■ **Data for processing**:
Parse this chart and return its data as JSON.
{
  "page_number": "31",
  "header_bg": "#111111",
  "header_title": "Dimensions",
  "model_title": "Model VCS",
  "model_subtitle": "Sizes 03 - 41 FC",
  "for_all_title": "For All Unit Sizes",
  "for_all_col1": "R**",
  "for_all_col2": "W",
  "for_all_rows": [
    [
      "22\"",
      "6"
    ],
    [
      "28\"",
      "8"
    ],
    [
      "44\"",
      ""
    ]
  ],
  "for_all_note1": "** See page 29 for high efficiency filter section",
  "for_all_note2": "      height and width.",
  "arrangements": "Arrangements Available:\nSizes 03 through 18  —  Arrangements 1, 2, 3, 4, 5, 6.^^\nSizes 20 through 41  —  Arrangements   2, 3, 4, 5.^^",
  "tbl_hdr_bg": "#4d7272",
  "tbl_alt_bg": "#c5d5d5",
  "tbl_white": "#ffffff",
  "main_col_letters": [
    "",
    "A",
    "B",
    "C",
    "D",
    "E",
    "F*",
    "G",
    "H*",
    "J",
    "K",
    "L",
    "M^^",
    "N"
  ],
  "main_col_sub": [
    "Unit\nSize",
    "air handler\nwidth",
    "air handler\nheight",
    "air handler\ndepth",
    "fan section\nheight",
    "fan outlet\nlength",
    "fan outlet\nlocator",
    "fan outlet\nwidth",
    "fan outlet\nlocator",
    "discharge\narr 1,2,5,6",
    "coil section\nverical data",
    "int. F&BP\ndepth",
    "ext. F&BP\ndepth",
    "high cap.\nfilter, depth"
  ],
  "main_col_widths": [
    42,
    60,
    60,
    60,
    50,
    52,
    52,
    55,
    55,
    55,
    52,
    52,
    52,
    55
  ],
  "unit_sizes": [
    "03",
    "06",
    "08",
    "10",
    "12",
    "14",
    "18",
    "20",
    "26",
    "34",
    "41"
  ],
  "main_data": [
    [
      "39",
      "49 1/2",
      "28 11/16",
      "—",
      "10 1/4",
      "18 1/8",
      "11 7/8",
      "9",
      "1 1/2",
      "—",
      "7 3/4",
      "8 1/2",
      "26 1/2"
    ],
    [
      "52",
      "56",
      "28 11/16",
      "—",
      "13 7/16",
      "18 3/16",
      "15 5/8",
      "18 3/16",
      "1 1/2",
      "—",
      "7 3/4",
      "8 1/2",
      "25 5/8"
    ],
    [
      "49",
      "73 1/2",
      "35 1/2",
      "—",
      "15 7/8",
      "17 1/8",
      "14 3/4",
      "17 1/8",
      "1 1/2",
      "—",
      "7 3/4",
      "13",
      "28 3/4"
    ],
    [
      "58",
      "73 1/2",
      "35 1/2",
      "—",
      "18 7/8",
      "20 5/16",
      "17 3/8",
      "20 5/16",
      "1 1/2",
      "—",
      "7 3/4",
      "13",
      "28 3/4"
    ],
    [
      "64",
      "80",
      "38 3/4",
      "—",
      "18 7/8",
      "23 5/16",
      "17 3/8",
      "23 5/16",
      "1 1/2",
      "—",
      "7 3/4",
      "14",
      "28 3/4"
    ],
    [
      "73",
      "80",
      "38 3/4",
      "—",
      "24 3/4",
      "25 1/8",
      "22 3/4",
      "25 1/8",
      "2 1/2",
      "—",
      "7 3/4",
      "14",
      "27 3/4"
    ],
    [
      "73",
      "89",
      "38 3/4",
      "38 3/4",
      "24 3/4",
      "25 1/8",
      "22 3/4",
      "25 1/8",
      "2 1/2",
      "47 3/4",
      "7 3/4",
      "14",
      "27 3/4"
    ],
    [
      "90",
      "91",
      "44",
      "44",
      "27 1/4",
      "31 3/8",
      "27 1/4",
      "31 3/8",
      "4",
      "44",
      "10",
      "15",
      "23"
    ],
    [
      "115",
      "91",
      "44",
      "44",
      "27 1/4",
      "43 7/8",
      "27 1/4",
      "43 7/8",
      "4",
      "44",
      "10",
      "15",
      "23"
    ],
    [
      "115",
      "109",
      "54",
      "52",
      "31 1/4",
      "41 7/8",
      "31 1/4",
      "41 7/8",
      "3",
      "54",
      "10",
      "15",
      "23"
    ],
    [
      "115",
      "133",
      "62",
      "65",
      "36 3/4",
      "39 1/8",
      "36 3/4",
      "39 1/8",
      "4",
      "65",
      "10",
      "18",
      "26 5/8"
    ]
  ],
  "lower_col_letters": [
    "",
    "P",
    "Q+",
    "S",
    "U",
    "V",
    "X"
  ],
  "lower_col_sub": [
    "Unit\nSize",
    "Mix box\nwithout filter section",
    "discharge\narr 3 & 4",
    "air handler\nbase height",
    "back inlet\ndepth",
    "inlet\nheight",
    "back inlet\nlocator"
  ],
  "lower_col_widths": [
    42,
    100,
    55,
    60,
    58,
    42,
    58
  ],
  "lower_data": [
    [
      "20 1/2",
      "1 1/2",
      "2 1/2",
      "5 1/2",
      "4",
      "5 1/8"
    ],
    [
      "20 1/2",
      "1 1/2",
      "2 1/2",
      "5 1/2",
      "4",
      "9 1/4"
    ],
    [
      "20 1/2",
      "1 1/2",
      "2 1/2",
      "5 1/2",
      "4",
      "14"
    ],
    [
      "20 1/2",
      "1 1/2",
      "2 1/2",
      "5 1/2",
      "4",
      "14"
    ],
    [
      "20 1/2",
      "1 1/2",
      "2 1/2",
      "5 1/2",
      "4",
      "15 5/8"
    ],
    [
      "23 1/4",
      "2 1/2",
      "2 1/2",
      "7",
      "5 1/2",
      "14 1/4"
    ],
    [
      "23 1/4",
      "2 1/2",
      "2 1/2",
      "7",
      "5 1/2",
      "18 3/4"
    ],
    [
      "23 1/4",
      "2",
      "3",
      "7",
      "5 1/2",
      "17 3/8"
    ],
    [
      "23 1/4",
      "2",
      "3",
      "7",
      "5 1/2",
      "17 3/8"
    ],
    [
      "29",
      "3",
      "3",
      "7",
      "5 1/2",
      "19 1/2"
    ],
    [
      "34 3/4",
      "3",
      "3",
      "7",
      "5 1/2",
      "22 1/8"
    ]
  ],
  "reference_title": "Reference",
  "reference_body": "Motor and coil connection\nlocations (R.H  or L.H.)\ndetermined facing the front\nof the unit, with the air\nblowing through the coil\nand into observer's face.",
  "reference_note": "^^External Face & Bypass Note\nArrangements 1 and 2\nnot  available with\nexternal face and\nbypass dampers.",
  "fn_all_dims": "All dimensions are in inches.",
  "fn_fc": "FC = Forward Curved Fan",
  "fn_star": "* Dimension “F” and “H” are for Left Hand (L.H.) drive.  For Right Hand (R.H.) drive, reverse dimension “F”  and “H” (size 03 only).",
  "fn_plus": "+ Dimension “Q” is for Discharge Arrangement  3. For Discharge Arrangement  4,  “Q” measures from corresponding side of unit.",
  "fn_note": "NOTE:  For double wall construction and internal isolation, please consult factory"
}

■ **Problem to solve**:
Which lines hold the word "back"? Return all of them from the records above.

■ **Answer to this problem**:
    "back inlet\ndepth",
    "back inlet\nlocator"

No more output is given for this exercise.